• EXERCISE REQUIREMENTS:
Each entry below should be written out exactly as it is, with no pictures.

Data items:
==*==
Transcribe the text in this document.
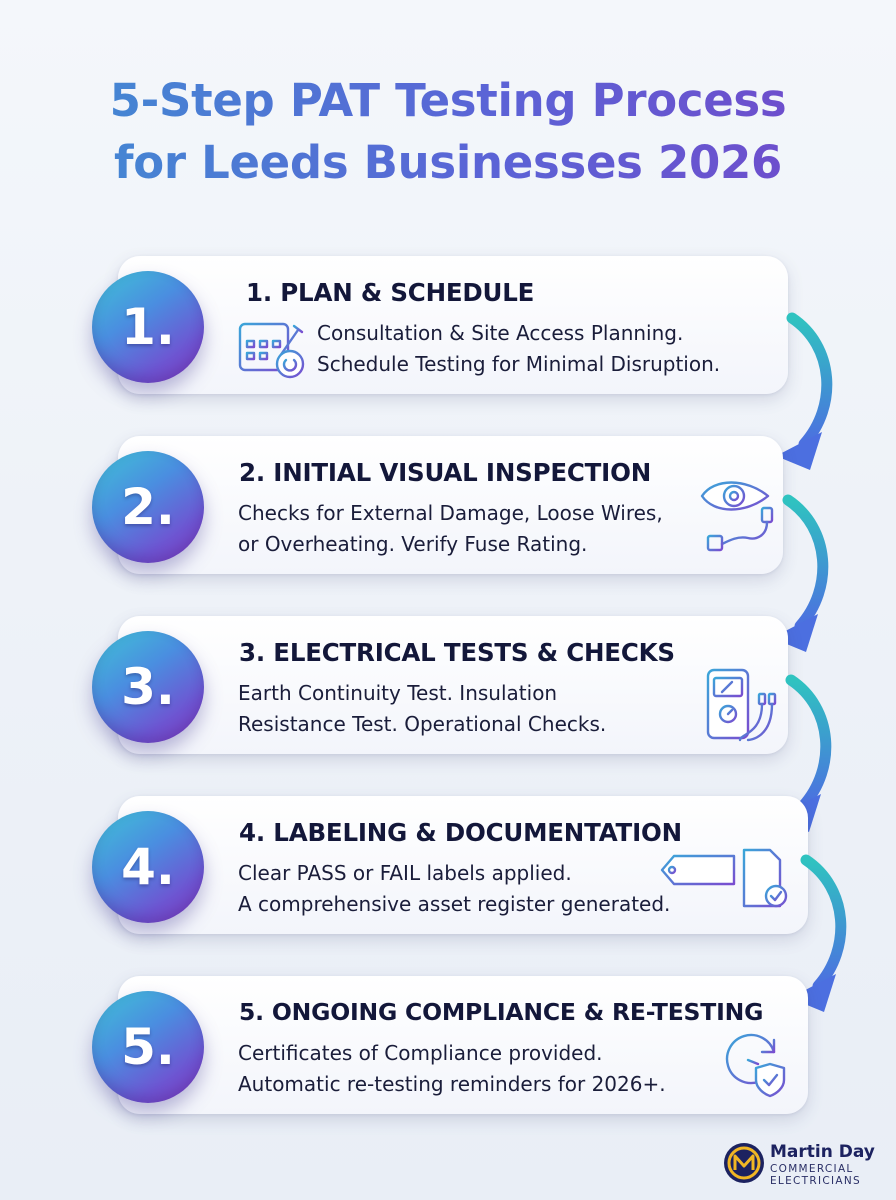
5-Step PAT Testing Process
for Leeds Businesses 2026
1. PLAN & SCHEDULE
Consultation & Site Access Planning.
Schedule Testing for Minimal Disruption.
1.
2. INITIAL VISUAL INSPECTION
Checks for External Damage, Loose Wires,
or Overheating. Verify Fuse Rating.
2.
3. ELECTRICAL TESTS & CHECKS
Earth Continuity Test. Insulation
Resistance Test. Operational Checks.
3.
4. LABELING & DOCUMENTATION
Clear PASS or FAIL labels applied.
A comprehensive asset register generated.
4.
5. ONGOING COMPLIANCE & RE-TESTING
Certificates of Compliance provided.
Automatic re-testing reminders for 2026+.
5.
Martin Day
COMMERCIAL
ELECTRICIANS
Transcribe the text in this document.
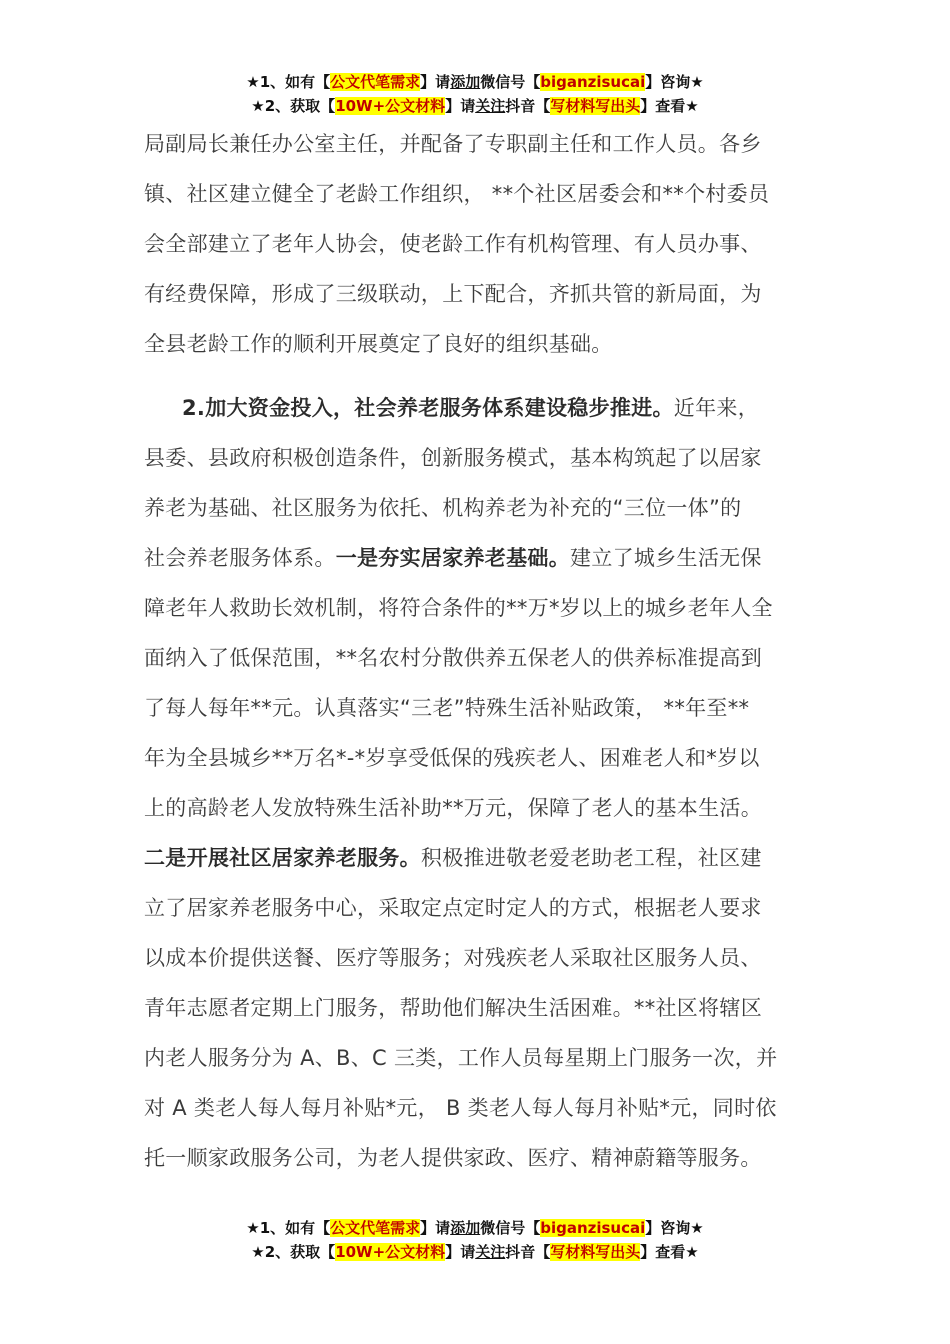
★1、如有【公文代笔需求】请添加微信号【biganzisucai】咨询★
★2、获取【10W+公文材料】请关注抖音【写材料写出头】查看★
局副局长兼任办公室主任，并配备了专职副主任和工作人员。各乡
镇、社区建立健全了老龄工作组织， **个社区居委会和**个村委员
会全部建立了老年人协会，使老龄工作有机构管理、有人员办事、
有经费保障，形成了三级联动，上下配合，齐抓共管的新局面，为
全县老龄工作的顺利开展奠定了良好的组织基础。
2.加大资金投入，社会养老服务体系建设稳步推进。近年来，
县委、县政府积极创造条件，创新服务模式，基本构筑起了以居家
养老为基础、社区服务为依托、机构养老为补充的“三位一体”的
社会养老服务体系。一是夯实居家养老基础。建立了城乡生活无保
障老年人救助长效机制，将符合条件的**万*岁以上的城乡老年人全
面纳入了低保范围，**名农村分散供养五保老人的供养标准提高到
了每人每年**元。认真落实“三老”特殊生活补贴政策， **年至**
年为全县城乡**万名*-*岁享受低保的残疾老人、困难老人和*岁以
上的高龄老人发放特殊生活补助**万元，保障了老人的基本生活。
二是开展社区居家养老服务。积极推进敬老爱老助老工程，社区建
立了居家养老服务中心，采取定点定时定人的方式，根据老人要求
以成本价提供送餐、医疗等服务；对残疾老人采取社区服务人员、
青年志愿者定期上门服务，帮助他们解决生活困难。**社区将辖区
内老人服务分为 A、B、C 三类，工作人员每星期上门服务一次，并
对 A 类老人每人每月补贴*元， B 类老人每人每月补贴*元，同时依
托一顺家政服务公司，为老人提供家政、医疗、精神蔚籍等服务。
★1、如有【公文代笔需求】请添加微信号【biganzisucai】咨询★
★2、获取【10W+公文材料】请关注抖音【写材料写出头】查看★
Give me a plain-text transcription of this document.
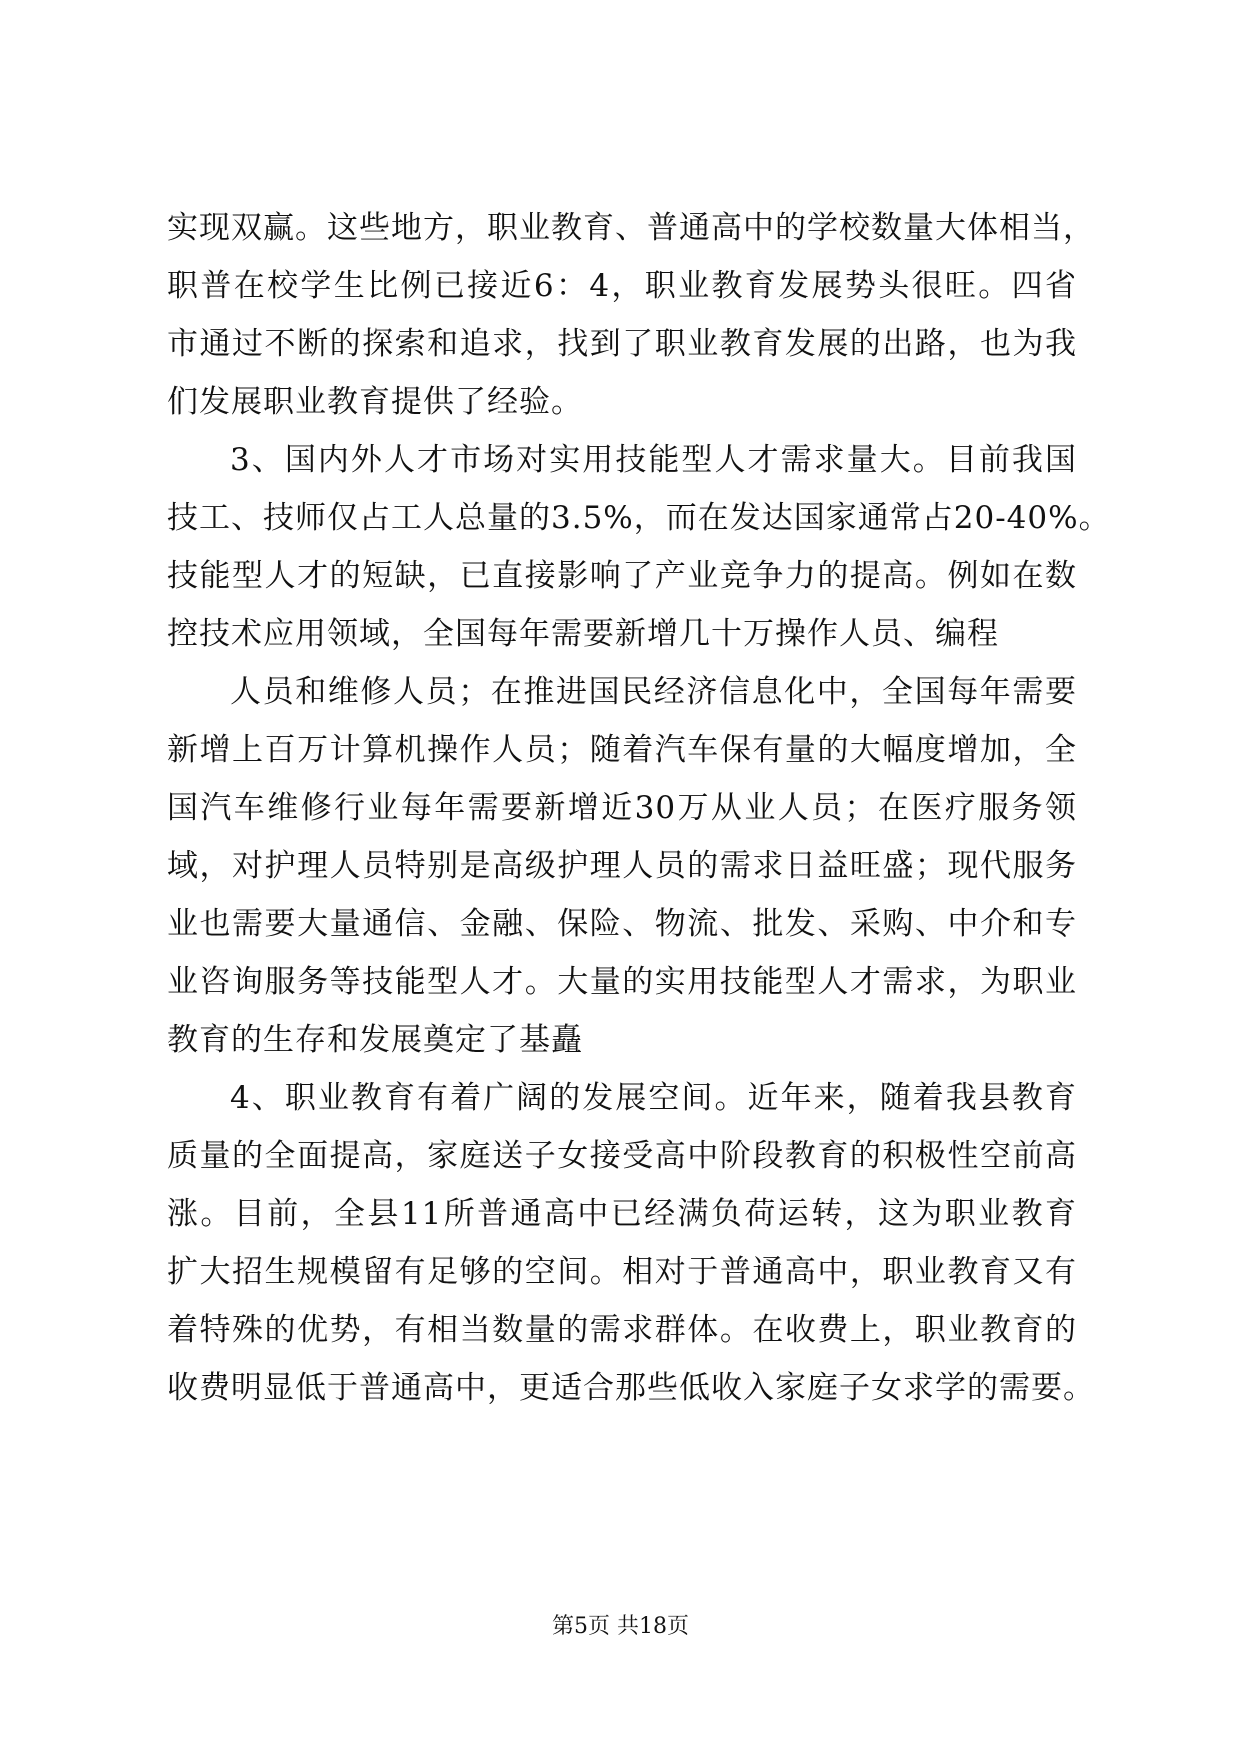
实现双赢。这些地方，职业教育、普通高中的学校数量大体相当，
职普在校学生比例已接近6：4，职业教育发展势头很旺。四省
市通过不断的探索和追求，找到了职业教育发展的出路，也为我
们发展职业教育提供了经验。
3、国内外人才市场对实用技能型人才需求量大。目前我国
技工、技师仅占工人总量的3.5%，而在发达国家通常占20-40%。
技能型人才的短缺，已直接影响了产业竞争力的提高。例如在数
控技术应用领域，全国每年需要新增几十万操作人员、编程
人员和维修人员；在推进国民经济信息化中，全国每年需要
新增上百万计算机操作人员；随着汽车保有量的大幅度增加，全
国汽车维修行业每年需要新增近30万从业人员；在医疗服务领
域，对护理人员特别是高级护理人员的需求日益旺盛；现代服务
业也需要大量通信、金融、保险、物流、批发、采购、中介和专
业咨询服务等技能型人才。大量的实用技能型人才需求，为职业
教育的生存和发展奠定了基矗
4、职业教育有着广阔的发展空间。近年来，随着我县教育
质量的全面提高，家庭送子女接受高中阶段教育的积极性空前高
涨。目前，全县11所普通高中已经满负荷运转，这为职业教育
扩大招生规模留有足够的空间。相对于普通高中，职业教育又有
着特殊的优势，有相当数量的需求群体。在收费上，职业教育的
收费明显低于普通高中，更适合那些低收入家庭子女求学的需要。
第5页 共18页
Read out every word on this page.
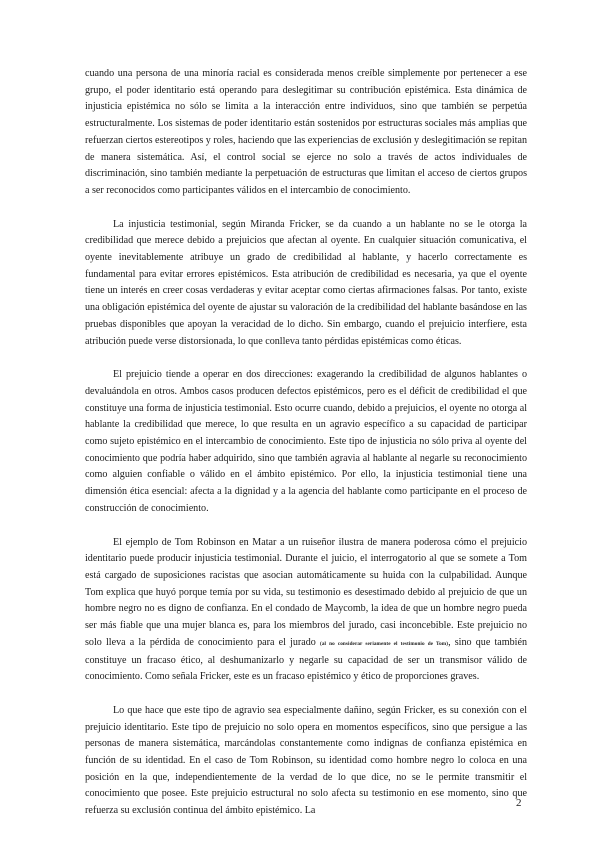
cuando una persona de una minoría racial es considerada menos creíble simplemente por pertenecer a ese grupo, el poder identitario está operando para deslegitimar su contribución epistémica. Esta dinámica de injusticia epistémica no sólo se limita a la interacción entre individuos, sino que también se perpetúa estructuralmente. Los sistemas de poder identitario están sostenidos por estructuras sociales más amplias que refuerzan ciertos estereotipos y roles, haciendo que las experiencias de exclusión y deslegitimación se repitan de manera sistemática. Así, el control social se ejerce no solo a través de actos individuales de discriminación, sino también mediante la perpetuación de estructuras que limitan el acceso de ciertos grupos a ser reconocidos como participantes válidos en el intercambio de conocimiento.

La injusticia testimonial, según Miranda Fricker, se da cuando a un hablante no se le otorga la credibilidad que merece debido a prejuicios que afectan al oyente. En cualquier situación comunicativa, el oyente inevitablemente atribuye un grado de credibilidad al hablante, y hacerlo correctamente es fundamental para evitar errores epistémicos. Esta atribución de credibilidad es necesaria, ya que el oyente tiene un interés en creer cosas verdaderas y evitar aceptar como ciertas afirmaciones falsas. Por tanto, existe una obligación epistémica del oyente de ajustar su valoración de la credibilidad del hablante basándose en las pruebas disponibles que apoyan la veracidad de lo dicho. Sin embargo, cuando el prejuicio interfiere, esta atribución puede verse distorsionada, lo que conlleva tanto pérdidas epistémicas como éticas.

El prejuicio tiende a operar en dos direcciones: exagerando la credibilidad de algunos hablantes o devaluándola en otros. Ambos casos producen defectos epistémicos, pero es el déficit de credibilidad el que constituye una forma de injusticia testimonial. Esto ocurre cuando, debido a prejuicios, el oyente no otorga al hablante la credibilidad que merece, lo que resulta en un agravio específico a su capacidad de participar como sujeto epistémico en el intercambio de conocimiento. Este tipo de injusticia no sólo priva al oyente del conocimiento que podría haber adquirido, sino que también agravia al hablante al negarle su reconocimiento como alguien confiable o válido en el ámbito epistémico. Por ello, la injusticia testimonial tiene una dimensión ética esencial: afecta a la dignidad y a la agencia del hablante como participante en el proceso de construcción de conocimiento.

El ejemplo de Tom Robinson en Matar a un ruiseñor ilustra de manera poderosa cómo el prejuicio identitario puede producir injusticia testimonial. Durante el juicio, el interrogatorio al que se somete a Tom está cargado de suposiciones racistas que asocian automáticamente su huida con la culpabilidad. Aunque Tom explica que huyó porque temía por su vida, su testimonio es desestimado debido al prejuicio de que un hombre negro no es digno de confianza. En el condado de Maycomb, la idea de que un hombre negro pueda ser más fiable que una mujer blanca es, para los miembros del jurado, casi inconcebible. Este prejuicio no solo lleva a la pérdida de conocimiento para el jurado (al no considerar seriamente el testimonio de Tom), sino que también constituye un fracaso ético, al deshumanizarlo y negarle su capacidad de ser un transmisor válido de conocimiento. Como señala Fricker, este es un fracaso epistémico y ético de proporciones graves.

Lo que hace que este tipo de agravio sea especialmente dañino, según Fricker, es su conexión con el prejuicio identitario. Este tipo de prejuicio no solo opera en momentos específicos, sino que persigue a las personas de manera sistemática, marcándolas constantemente como indignas de confianza epistémica en función de su identidad. En el caso de Tom Robinson, su identidad como hombre negro lo coloca en una posición en la que, independientemente de la verdad de lo que dice, no se le permite transmitir el conocimiento que posee. Este prejuicio estructural no solo afecta su testimonio en ese momento, sino que refuerza su exclusión continua del ámbito epistémico. La

2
==*==
• FULL ANSWER:
Transcribe the text in this document.
5-Step PAT Testing Process
for Leeds Businesses 2026
1. PLAN & SCHEDULE
Consultation & Site Access Planning.
Schedule Testing for Minimal Disruption.
1.
2. INITIAL VISUAL INSPECTION
Checks for External Damage, Loose Wires,
or Overheating. Verify Fuse Rating.
2.
3. ELECTRICAL TESTS & CHECKS
Earth Continuity Test. Insulation
Resistance Test. Operational Checks.
3.
4. LABELING & DOCUMENTATION
Clear PASS or FAIL labels applied.
A comprehensive asset register generated.
4.
5. ONGOING COMPLIANCE & RE-TESTING
Certificates of Compliance provided.
Automatic re-testing reminders for 2026+.
5.
Martin Day
COMMERCIAL
ELECTRICIANS
Transcribe the text in this document.
★1、如有【公文代笔需求】请添加微信号【biganzisucai】咨询★
★2、获取【10W+公文材料】请关注抖音【写材料写出头】查看★
局副局长兼任办公室主任，并配备了专职副主任和工作人员。各乡
镇、社区建立健全了老龄工作组织， **个社区居委会和**个村委员
会全部建立了老年人协会，使老龄工作有机构管理、有人员办事、
有经费保障，形成了三级联动，上下配合，齐抓共管的新局面，为
全县老龄工作的顺利开展奠定了良好的组织基础。
2.加大资金投入，社会养老服务体系建设稳步推进。近年来，
县委、县政府积极创造条件，创新服务模式，基本构筑起了以居家
养老为基础、社区服务为依托、机构养老为补充的“三位一体”的
社会养老服务体系。一是夯实居家养老基础。建立了城乡生活无保
障老年人救助长效机制，将符合条件的**万*岁以上的城乡老年人全
面纳入了低保范围，**名农村分散供养五保老人的供养标准提高到
了每人每年**元。认真落实“三老”特殊生活补贴政策， **年至**
年为全县城乡**万名*-*岁享受低保的残疾老人、困难老人和*岁以
上的高龄老人发放特殊生活补助**万元，保障了老人的基本生活。
二是开展社区居家养老服务。积极推进敬老爱老助老工程，社区建
立了居家养老服务中心，采取定点定时定人的方式，根据老人要求
以成本价提供送餐、医疗等服务；对残疾老人采取社区服务人员、
青年志愿者定期上门服务，帮助他们解决生活困难。**社区将辖区
内老人服务分为 A、B、C 三类，工作人员每星期上门服务一次，并
对 A 类老人每人每月补贴*元， B 类老人每人每月补贴*元，同时依
托一顺家政服务公司，为老人提供家政、医疗、精神蔚籍等服务。
★1、如有【公文代笔需求】请添加微信号【biganzisucai】咨询★
★2、获取【10W+公文材料】请关注抖音【写材料写出头】查看★
Give me a plain-text transcription of this document.
实现双赢。这些地方，职业教育、普通高中的学校数量大体相当，
职普在校学生比例已接近6：4，职业教育发展势头很旺。四省
市通过不断的探索和追求，找到了职业教育发展的出路，也为我
们发展职业教育提供了经验。
3、国内外人才市场对实用技能型人才需求量大。目前我国
技工、技师仅占工人总量的3.5%，而在发达国家通常占20-40%。
技能型人才的短缺，已直接影响了产业竞争力的提高。例如在数
控技术应用领域，全国每年需要新增几十万操作人员、编程
人员和维修人员；在推进国民经济信息化中，全国每年需要
新增上百万计算机操作人员；随着汽车保有量的大幅度增加，全
国汽车维修行业每年需要新增近30万从业人员；在医疗服务领
域，对护理人员特别是高级护理人员的需求日益旺盛；现代服务
业也需要大量通信、金融、保险、物流、批发、采购、中介和专
业咨询服务等技能型人才。大量的实用技能型人才需求，为职业
教育的生存和发展奠定了基矗
4、职业教育有着广阔的发展空间。近年来，随着我县教育
质量的全面提高，家庭送子女接受高中阶段教育的积极性空前高
涨。目前，全县11所普通高中已经满负荷运转，这为职业教育
扩大招生规模留有足够的空间。相对于普通高中，职业教育又有
着特殊的优势，有相当数量的需求群体。在收费上，职业教育的
收费明显低于普通高中，更适合那些低收入家庭子女求学的需要。
第5页 共18页
Read out every word on this page.
cuando una persona de una minoría racial es considerada menos creíble simplemente por pertenecer a ese grupo, el poder identitario está operando para deslegitimar su contribución epistémica. Esta dinámica de injusticia epistémica no sólo se limita a la interacción entre individuos, sino que también se perpetúa estructuralmente. Los sistemas de poder identitario están sostenidos por estructuras sociales más amplias que refuerzan ciertos estereotipos y roles, haciendo que las experiencias de exclusión y deslegitimación se repitan de manera sistemática. Así, el control social se ejerce no solo a través de actos individuales de discriminación, sino también mediante la perpetuación de estructuras que limitan el acceso de ciertos grupos a ser reconocidos como participantes válidos en el intercambio de conocimiento.

La injusticia testimonial, según Miranda Fricker, se da cuando a un hablante no se le otorga la credibilidad que merece debido a prejuicios que afectan al oyente. En cualquier situación comunicativa, el oyente inevitablemente atribuye un grado de credibilidad al hablante, y hacerlo correctamente es fundamental para evitar errores epistémicos. Esta atribución de credibilidad es necesaria, ya que el oyente tiene un interés en creer cosas verdaderas y evitar aceptar como ciertas afirmaciones falsas. Por tanto, existe una obligación epistémica del oyente de ajustar su valoración de la credibilidad del hablante basándose en las pruebas disponibles que apoyan la veracidad de lo dicho. Sin embargo, cuando el prejuicio interfiere, esta atribución puede verse distorsionada, lo que conlleva tanto pérdidas epistémicas como éticas.

El prejuicio tiende a operar en dos direcciones: exagerando la credibilidad de algunos hablantes o devaluándola en otros. Ambos casos producen defectos epistémicos, pero es el déficit de credibilidad el que constituye una forma de injusticia testimonial. Esto ocurre cuando, debido a prejuicios, el oyente no otorga al hablante la credibilidad que merece, lo que resulta en un agravio específico a su capacidad de participar como sujeto epistémico en el intercambio de conocimiento. Este tipo de injusticia no sólo priva al oyente del conocimiento que podría haber adquirido, sino que también agravia al hablante al negarle su reconocimiento como alguien confiable o válido en el ámbito epistémico. Por ello, la injusticia testimonial tiene una dimensión ética esencial: afecta a la dignidad y a la agencia del hablante como participante en el proceso de construcción de conocimiento.

El ejemplo de Tom Robinson en Matar a un ruiseñor ilustra de manera poderosa cómo el prejuicio identitario puede producir injusticia testimonial. Durante el juicio, el interrogatorio al que se somete a Tom está cargado de suposiciones racistas que asocian automáticamente su huida con la culpabilidad. Aunque Tom explica que huyó porque temía por su vida, su testimonio es desestimado debido al prejuicio de que un hombre negro no es digno de confianza. En el condado de Maycomb, la idea de que un hombre negro pueda ser más fiable que una mujer blanca es, para los miembros del jurado, casi inconcebible. Este prejuicio no solo lleva a la pérdida de conocimiento para el jurado (al no considerar seriamente el testimonio de Tom), sino que también constituye un fracaso ético, al deshumanizarlo y negarle su capacidad de ser un transmisor válido de conocimiento. Como señala Fricker, este es un fracaso epistémico y ético de proporciones graves.

Lo que hace que este tipo de agravio sea especialmente dañino, según Fricker, es su conexión con el prejuicio identitario. Este tipo de prejuicio no solo opera en momentos específicos, sino que persigue a las personas de manera sistemática, marcándolas constantemente como indignas de confianza epistémica en función de su identidad. En el caso de Tom Robinson, su identidad como hombre negro lo coloca en una posición en la que, independientemente de la verdad de lo que dice, no se le permite transmitir el conocimiento que posee. Este prejuicio estructural no solo afecta su testimonio en ese momento, sino que refuerza su exclusión continua del ámbito epistémico. La

2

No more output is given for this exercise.